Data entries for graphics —
[Begin]

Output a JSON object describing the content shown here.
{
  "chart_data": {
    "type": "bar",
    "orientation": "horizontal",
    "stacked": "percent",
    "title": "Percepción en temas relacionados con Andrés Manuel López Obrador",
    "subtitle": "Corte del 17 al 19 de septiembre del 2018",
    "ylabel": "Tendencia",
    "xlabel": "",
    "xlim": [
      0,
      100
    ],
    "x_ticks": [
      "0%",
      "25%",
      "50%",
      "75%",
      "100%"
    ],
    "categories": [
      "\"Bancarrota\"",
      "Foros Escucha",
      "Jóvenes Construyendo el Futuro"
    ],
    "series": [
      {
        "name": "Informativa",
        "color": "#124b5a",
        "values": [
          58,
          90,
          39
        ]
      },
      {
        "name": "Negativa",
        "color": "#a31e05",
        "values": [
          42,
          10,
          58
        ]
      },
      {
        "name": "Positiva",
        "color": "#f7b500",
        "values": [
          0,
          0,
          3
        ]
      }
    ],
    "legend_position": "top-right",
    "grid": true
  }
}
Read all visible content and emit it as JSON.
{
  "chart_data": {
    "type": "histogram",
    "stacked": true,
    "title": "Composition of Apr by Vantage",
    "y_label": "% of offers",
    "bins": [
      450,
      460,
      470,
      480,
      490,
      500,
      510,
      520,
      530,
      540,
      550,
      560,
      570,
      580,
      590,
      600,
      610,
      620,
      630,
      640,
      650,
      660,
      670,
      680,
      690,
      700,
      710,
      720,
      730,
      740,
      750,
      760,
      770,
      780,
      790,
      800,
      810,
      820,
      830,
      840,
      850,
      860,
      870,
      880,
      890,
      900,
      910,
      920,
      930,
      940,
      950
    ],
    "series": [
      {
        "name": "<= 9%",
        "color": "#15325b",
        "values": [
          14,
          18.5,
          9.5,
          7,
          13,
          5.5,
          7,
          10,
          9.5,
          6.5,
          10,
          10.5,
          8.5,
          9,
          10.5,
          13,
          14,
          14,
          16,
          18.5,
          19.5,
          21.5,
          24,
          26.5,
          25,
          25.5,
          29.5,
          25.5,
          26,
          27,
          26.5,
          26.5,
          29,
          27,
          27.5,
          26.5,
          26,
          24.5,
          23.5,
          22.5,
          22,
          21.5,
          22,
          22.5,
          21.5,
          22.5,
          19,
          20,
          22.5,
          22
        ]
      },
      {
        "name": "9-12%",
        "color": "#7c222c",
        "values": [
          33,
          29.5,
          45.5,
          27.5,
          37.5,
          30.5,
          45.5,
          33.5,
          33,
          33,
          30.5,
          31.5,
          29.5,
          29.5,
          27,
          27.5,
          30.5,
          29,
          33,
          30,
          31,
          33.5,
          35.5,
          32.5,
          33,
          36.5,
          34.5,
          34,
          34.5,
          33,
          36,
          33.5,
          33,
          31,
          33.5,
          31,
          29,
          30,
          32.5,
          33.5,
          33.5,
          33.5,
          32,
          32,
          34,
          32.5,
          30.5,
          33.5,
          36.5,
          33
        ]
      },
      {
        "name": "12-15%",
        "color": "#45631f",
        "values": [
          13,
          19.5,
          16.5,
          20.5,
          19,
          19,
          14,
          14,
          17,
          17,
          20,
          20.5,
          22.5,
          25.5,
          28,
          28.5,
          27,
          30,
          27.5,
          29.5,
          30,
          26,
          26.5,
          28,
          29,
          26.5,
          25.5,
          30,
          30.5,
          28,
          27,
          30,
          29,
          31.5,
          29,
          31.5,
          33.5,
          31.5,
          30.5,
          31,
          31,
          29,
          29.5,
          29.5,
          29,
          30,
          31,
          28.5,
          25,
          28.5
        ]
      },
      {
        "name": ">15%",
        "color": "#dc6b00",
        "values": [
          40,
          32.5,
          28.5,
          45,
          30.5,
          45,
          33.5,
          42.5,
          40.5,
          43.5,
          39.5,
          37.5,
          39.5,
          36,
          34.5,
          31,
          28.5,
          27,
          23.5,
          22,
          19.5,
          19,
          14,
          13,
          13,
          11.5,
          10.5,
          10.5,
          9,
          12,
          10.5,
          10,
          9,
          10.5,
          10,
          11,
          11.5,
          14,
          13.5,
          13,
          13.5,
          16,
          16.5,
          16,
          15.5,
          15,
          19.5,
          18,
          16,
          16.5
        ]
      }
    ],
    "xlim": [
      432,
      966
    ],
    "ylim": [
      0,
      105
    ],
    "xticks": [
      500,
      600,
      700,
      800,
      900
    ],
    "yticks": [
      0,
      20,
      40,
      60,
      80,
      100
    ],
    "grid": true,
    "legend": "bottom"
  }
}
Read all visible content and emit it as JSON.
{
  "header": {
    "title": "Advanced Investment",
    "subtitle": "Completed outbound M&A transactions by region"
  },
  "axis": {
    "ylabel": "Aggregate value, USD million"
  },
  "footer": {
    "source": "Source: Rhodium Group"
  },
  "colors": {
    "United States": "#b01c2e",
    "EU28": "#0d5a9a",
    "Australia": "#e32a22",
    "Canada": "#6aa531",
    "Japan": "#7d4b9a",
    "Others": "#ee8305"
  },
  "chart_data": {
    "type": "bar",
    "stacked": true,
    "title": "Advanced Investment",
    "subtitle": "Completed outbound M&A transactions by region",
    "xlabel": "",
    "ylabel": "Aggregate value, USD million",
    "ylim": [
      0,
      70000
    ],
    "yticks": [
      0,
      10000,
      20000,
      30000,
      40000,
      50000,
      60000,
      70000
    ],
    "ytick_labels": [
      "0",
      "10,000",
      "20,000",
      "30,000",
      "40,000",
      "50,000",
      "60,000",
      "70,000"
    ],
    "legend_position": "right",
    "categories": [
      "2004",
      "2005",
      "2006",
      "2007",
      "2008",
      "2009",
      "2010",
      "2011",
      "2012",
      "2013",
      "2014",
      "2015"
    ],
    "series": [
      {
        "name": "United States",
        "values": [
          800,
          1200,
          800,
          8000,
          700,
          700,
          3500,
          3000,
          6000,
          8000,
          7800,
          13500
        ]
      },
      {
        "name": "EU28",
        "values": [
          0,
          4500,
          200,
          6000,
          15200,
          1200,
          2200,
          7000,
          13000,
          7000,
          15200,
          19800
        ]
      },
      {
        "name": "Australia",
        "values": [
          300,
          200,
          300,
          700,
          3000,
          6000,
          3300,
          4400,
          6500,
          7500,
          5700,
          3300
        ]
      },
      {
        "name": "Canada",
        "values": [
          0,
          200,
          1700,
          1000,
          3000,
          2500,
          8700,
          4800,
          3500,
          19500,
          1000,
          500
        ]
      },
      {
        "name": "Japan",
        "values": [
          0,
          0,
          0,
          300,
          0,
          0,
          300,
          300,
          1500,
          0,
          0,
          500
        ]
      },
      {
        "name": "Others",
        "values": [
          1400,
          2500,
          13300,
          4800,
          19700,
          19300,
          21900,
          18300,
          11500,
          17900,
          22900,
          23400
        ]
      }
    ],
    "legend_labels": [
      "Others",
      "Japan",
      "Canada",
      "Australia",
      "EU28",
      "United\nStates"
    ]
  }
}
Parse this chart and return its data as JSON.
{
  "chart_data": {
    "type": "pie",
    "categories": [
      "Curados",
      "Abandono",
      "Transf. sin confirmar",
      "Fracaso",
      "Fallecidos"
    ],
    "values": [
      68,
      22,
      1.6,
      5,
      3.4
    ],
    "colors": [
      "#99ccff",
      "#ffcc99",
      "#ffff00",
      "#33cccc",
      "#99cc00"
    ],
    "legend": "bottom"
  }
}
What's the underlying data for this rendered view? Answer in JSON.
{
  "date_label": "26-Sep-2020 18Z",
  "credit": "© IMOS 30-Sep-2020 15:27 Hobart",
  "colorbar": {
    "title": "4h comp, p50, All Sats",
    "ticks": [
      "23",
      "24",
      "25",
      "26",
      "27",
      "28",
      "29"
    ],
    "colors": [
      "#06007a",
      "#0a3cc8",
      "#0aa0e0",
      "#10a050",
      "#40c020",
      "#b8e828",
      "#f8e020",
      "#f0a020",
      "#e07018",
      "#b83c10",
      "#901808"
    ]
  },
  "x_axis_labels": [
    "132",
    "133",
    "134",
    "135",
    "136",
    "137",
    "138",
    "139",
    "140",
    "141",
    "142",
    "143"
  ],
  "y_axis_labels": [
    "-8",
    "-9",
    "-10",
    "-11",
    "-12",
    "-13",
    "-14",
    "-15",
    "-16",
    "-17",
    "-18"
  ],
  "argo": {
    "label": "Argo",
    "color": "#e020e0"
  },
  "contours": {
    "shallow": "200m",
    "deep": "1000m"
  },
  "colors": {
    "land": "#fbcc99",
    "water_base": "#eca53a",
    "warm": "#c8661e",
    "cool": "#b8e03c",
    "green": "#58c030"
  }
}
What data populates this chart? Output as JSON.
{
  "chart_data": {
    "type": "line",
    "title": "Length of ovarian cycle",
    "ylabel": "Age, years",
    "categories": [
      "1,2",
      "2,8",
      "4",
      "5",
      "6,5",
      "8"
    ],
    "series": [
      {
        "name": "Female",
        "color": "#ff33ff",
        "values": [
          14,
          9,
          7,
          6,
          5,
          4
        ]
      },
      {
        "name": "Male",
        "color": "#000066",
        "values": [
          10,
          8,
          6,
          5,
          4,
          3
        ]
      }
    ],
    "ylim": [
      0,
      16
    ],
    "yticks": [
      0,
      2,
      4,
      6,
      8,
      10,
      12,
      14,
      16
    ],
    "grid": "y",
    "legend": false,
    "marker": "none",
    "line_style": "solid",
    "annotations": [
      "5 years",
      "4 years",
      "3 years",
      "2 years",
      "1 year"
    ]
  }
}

[End]

STATED PROBLEM — Using the material above, copy every line in which the string "this" occurs.

EXPECTED ANSWER —
Parse this chart and return its data as JSON.
What's the underlying data for this rendered view? Answer in JSON.
What data populates this chart? Output as JSON.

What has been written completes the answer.